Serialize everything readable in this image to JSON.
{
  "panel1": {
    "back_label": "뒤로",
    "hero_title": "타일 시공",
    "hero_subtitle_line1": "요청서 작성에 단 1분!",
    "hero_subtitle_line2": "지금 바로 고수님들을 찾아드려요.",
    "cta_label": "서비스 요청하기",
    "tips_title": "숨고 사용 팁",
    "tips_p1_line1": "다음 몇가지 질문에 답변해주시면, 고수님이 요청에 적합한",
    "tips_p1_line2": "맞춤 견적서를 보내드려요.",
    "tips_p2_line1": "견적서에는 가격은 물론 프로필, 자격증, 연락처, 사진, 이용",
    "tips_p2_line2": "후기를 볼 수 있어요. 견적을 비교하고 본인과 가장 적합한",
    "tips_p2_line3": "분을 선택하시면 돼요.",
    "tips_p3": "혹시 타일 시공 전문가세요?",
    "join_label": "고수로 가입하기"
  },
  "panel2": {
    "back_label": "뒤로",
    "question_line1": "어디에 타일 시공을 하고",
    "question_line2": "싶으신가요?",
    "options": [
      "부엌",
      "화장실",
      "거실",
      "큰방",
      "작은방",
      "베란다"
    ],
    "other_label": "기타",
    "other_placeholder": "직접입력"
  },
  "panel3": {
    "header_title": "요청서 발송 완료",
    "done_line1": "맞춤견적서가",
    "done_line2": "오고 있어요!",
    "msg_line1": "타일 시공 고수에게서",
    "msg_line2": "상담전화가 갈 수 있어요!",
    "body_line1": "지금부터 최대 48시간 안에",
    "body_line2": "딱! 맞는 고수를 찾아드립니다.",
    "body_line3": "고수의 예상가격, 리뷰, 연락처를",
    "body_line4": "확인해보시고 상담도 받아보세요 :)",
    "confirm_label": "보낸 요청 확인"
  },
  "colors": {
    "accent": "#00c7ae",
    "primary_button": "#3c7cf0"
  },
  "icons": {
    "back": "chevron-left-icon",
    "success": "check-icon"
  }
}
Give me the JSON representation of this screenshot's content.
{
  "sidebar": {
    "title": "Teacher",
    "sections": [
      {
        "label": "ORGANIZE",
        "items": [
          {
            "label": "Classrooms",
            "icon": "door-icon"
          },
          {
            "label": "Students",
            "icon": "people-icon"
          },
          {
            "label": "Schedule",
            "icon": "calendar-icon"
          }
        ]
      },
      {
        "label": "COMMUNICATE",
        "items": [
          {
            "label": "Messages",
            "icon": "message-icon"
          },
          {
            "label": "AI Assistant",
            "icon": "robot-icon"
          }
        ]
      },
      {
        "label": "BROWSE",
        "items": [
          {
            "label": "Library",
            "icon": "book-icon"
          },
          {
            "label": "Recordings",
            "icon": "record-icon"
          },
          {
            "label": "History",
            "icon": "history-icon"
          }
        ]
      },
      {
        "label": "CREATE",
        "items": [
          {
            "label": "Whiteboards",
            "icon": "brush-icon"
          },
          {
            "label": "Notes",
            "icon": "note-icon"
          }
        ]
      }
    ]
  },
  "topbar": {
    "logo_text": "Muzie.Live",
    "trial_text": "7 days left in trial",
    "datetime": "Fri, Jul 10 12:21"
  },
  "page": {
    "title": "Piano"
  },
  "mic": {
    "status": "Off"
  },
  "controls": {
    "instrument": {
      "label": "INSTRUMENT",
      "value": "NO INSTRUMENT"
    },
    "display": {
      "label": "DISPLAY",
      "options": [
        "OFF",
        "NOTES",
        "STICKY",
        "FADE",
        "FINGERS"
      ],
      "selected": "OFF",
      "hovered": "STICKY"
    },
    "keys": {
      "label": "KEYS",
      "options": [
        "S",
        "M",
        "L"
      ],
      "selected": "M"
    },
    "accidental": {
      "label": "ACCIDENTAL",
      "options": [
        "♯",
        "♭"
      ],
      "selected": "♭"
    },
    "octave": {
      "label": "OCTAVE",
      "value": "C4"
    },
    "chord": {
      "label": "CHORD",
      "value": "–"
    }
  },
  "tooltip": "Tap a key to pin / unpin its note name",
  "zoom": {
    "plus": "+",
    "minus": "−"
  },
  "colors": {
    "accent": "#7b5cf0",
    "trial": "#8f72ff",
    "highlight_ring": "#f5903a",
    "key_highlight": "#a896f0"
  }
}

# [GIVEN REQUEST]
Produce a verbatim transcription of the entries above.

# [EXERCISE RESPONSE]
Serialize everything readable in this image to JSON.
{
  "panel1": {
    "back_label": "뒤로",
    "hero_title": "타일 시공",
    "hero_subtitle_line1": "요청서 작성에 단 1분!",
    "hero_subtitle_line2": "지금 바로 고수님들을 찾아드려요.",
    "cta_label": "서비스 요청하기",
    "tips_title": "숨고 사용 팁",
    "tips_p1_line1": "다음 몇가지 질문에 답변해주시면, 고수님이 요청에 적합한",
    "tips_p1_line2": "맞춤 견적서를 보내드려요.",
    "tips_p2_line1": "견적서에는 가격은 물론 프로필, 자격증, 연락처, 사진, 이용",
    "tips_p2_line2": "후기를 볼 수 있어요. 견적을 비교하고 본인과 가장 적합한",
    "tips_p2_line3": "분을 선택하시면 돼요.",
    "tips_p3": "혹시 타일 시공 전문가세요?",
    "join_label": "고수로 가입하기"
  },
  "panel2": {
    "back_label": "뒤로",
    "question_line1": "어디에 타일 시공을 하고",
    "question_line2": "싶으신가요?",
    "options": [
      "부엌",
      "화장실",
      "거실",
      "큰방",
      "작은방",
      "베란다"
    ],
    "other_label": "기타",
    "other_placeholder": "직접입력"
  },
  "panel3": {
    "header_title": "요청서 발송 완료",
    "done_line1": "맞춤견적서가",
    "done_line2": "오고 있어요!",
    "msg_line1": "타일 시공 고수에게서",
    "msg_line2": "상담전화가 갈 수 있어요!",
    "body_line1": "지금부터 최대 48시간 안에",
    "body_line2": "딱! 맞는 고수를 찾아드립니다.",
    "body_line3": "고수의 예상가격, 리뷰, 연락처를",
    "body_line4": "확인해보시고 상담도 받아보세요 :)",
    "confirm_label": "보낸 요청 확인"
  },
  "colors": {
    "accent": "#00c7ae",
    "primary_button": "#3c7cf0"
  },
  "icons": {
    "back": "chevron-left-icon",
    "success": "check-icon"
  }
}
Give me the JSON representation of this screenshot's content.
{
  "sidebar": {
    "title": "Teacher",
    "sections": [
      {
        "label": "ORGANIZE",
        "items": [
          {
            "label": "Classrooms",
            "icon": "door-icon"
          },
          {
            "label": "Students",
            "icon": "people-icon"
          },
          {
            "label": "Schedule",
            "icon": "calendar-icon"
          }
        ]
      },
      {
        "label": "COMMUNICATE",
        "items": [
          {
            "label": "Messages",
            "icon": "message-icon"
          },
          {
            "label": "AI Assistant",
            "icon": "robot-icon"
          }
        ]
      },
      {
        "label": "BROWSE",
        "items": [
          {
            "label": "Library",
            "icon": "book-icon"
          },
          {
            "label": "Recordings",
            "icon": "record-icon"
          },
          {
            "label": "History",
            "icon": "history-icon"
          }
        ]
      },
      {
        "label": "CREATE",
        "items": [
          {
            "label": "Whiteboards",
            "icon": "brush-icon"
          },
          {
            "label": "Notes",
            "icon": "note-icon"
          }
        ]
      }
    ]
  },
  "topbar": {
    "logo_text": "Muzie.Live",
    "trial_text": "7 days left in trial",
    "datetime": "Fri, Jul 10 12:21"
  },
  "page": {
    "title": "Piano"
  },
  "mic": {
    "status": "Off"
  },
  "controls": {
    "instrument": {
      "label": "INSTRUMENT",
      "value": "NO INSTRUMENT"
    },
    "display": {
      "label": "DISPLAY",
      "options": [
        "OFF",
        "NOTES",
        "STICKY",
        "FADE",
        "FINGERS"
      ],
      "selected": "OFF",
      "hovered": "STICKY"
    },
    "keys": {
      "label": "KEYS",
      "options": [
        "S",
        "M",
        "L"
      ],
      "selected": "M"
    },
    "accidental": {
      "label": "ACCIDENTAL",
      "options": [
        "♯",
        "♭"
      ],
      "selected": "♭"
    },
    "octave": {
      "label": "OCTAVE",
      "value": "C4"
    },
    "chord": {
      "label": "CHORD",
      "value": "–"
    }
  },
  "tooltip": "Tap a key to pin / unpin its note name",
  "zoom": {
    "plus": "+",
    "minus": "−"
  },
  "colors": {
    "accent": "#7b5cf0",
    "trial": "#8f72ff",
    "highlight_ring": "#f5903a",
    "key_highlight": "#a896f0"
  }
}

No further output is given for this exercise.